__LISTED ENTRIES__
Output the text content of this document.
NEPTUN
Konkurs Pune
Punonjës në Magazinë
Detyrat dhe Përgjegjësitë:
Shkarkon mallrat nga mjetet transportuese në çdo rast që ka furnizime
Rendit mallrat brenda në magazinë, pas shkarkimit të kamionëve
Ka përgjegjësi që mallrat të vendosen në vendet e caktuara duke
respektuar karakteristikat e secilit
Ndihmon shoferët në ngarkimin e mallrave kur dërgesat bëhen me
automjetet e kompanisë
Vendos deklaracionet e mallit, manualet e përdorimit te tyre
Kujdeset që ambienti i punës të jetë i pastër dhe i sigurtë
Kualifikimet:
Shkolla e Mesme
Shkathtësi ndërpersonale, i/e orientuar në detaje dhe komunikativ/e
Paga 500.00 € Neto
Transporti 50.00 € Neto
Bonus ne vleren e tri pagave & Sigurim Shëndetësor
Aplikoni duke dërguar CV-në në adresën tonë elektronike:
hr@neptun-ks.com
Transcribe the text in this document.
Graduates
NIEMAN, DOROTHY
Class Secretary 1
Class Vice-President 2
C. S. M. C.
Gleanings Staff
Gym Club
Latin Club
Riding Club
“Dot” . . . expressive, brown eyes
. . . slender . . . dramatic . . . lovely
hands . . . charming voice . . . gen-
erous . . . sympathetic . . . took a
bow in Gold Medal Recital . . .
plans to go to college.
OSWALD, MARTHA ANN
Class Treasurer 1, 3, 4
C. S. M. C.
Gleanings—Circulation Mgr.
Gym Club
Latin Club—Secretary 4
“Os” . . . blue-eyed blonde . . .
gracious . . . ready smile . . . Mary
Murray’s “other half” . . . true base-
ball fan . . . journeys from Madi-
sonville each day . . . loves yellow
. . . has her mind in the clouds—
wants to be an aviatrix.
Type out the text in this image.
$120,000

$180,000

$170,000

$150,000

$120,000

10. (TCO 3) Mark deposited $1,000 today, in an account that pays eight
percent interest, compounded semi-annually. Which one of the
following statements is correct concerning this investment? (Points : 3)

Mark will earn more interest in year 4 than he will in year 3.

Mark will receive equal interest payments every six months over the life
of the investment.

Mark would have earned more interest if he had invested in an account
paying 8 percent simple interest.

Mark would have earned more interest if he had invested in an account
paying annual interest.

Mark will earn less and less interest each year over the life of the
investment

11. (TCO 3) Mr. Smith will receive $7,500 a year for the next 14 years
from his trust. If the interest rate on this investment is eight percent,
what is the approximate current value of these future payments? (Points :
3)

__EXERCISE DIRECTIONS__
The records above should be restated word for word, please.

__EXPECTED OUTPUT__
Output the text content of this document.
NEPTUN
Konkurs Pune
Punonjës në Magazinë
Detyrat dhe Përgjegjësitë:
Shkarkon mallrat nga mjetet transportuese në çdo rast që ka furnizime
Rendit mallrat brenda në magazinë, pas shkarkimit të kamionëve
Ka përgjegjësi që mallrat të vendosen në vendet e caktuara duke
respektuar karakteristikat e secilit
Ndihmon shoferët në ngarkimin e mallrave kur dërgesat bëhen me
automjetet e kompanisë
Vendos deklaracionet e mallit, manualet e përdorimit te tyre
Kujdeset që ambienti i punës të jetë i pastër dhe i sigurtë
Kualifikimet:
Shkolla e Mesme
Shkathtësi ndërpersonale, i/e orientuar në detaje dhe komunikativ/e
Paga 500.00 € Neto
Transporti 50.00 € Neto
Bonus ne vleren e tri pagave & Sigurim Shëndetësor
Aplikoni duke dërguar CV-në në adresën tonë elektronike:
hr@neptun-ks.com
Transcribe the text in this document.
Graduates
NIEMAN, DOROTHY
Class Secretary 1
Class Vice-President 2
C. S. M. C.
Gleanings Staff
Gym Club
Latin Club
Riding Club
“Dot” . . . expressive, brown eyes
. . . slender . . . dramatic . . . lovely
hands . . . charming voice . . . gen-
erous . . . sympathetic . . . took a
bow in Gold Medal Recital . . .
plans to go to college.
OSWALD, MARTHA ANN
Class Treasurer 1, 3, 4
C. S. M. C.
Gleanings—Circulation Mgr.
Gym Club
Latin Club—Secretary 4
“Os” . . . blue-eyed blonde . . .
gracious . . . ready smile . . . Mary
Murray’s “other half” . . . true base-
ball fan . . . journeys from Madi-
sonville each day . . . loves yellow
. . . has her mind in the clouds—
wants to be an aviatrix.
Type out the text in this image.
$120,000

$180,000

$170,000

$150,000

$120,000

10. (TCO 3) Mark deposited $1,000 today, in an account that pays eight
percent interest, compounded semi-annually. Which one of the
following statements is correct concerning this investment? (Points : 3)

Mark will earn more interest in year 4 than he will in year 3.

Mark will receive equal interest payments every six months over the life
of the investment.

Mark would have earned more interest if he had invested in an account
paying 8 percent simple interest.

Mark would have earned more interest if he had invested in an account
paying annual interest.

Mark will earn less and less interest each year over the life of the
investment

11. (TCO 3) Mr. Smith will receive $7,500 a year for the next 14 years
from his trust. If the interest rate on this investment is eight percent,
what is the approximate current value of these future payments? (Points :
3)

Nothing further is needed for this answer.